What the task asks — Select all lines with the string "text" in them, and copy those lines.

Data provided —
================================

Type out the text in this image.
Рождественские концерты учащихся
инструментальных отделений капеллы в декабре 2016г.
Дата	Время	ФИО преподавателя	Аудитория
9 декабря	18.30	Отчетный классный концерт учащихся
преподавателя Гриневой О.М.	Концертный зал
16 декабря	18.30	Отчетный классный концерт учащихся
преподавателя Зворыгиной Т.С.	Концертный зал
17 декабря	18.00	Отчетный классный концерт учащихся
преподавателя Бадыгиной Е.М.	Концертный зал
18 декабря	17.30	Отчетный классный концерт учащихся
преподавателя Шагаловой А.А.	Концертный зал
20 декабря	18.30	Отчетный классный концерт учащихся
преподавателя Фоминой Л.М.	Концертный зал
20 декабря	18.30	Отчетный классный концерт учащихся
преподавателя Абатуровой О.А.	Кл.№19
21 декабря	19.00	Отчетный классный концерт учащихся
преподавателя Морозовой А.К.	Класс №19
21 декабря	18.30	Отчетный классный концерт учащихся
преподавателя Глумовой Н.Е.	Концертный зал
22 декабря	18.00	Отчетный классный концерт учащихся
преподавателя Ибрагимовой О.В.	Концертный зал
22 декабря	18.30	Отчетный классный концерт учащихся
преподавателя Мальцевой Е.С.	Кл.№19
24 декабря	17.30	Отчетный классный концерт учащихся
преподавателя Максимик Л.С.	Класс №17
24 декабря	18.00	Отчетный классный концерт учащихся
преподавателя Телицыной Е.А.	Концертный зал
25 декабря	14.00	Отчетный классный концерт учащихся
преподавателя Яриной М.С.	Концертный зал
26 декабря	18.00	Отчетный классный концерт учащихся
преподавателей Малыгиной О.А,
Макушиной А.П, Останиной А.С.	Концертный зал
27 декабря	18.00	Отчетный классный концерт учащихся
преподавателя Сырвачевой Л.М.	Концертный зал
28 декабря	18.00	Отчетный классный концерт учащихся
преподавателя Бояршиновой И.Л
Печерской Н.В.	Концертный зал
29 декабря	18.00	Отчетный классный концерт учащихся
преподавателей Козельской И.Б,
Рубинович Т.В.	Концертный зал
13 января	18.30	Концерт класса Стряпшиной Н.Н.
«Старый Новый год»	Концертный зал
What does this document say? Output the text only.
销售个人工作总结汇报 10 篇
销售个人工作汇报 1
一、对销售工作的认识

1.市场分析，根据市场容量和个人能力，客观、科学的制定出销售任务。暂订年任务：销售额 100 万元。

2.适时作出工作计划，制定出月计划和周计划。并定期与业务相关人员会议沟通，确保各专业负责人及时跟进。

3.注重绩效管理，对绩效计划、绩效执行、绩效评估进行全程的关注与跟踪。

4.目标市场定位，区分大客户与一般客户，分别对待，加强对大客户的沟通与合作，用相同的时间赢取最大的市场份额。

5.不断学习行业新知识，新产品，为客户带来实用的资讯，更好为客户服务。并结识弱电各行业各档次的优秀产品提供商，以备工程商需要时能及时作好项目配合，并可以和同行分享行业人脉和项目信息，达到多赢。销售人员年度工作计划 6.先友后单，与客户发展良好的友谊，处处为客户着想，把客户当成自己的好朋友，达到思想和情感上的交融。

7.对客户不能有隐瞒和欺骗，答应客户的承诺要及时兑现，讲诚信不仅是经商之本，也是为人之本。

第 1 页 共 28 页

================================

Exercise answer —
Type out the text in this image.
What does this document say? Output the text only.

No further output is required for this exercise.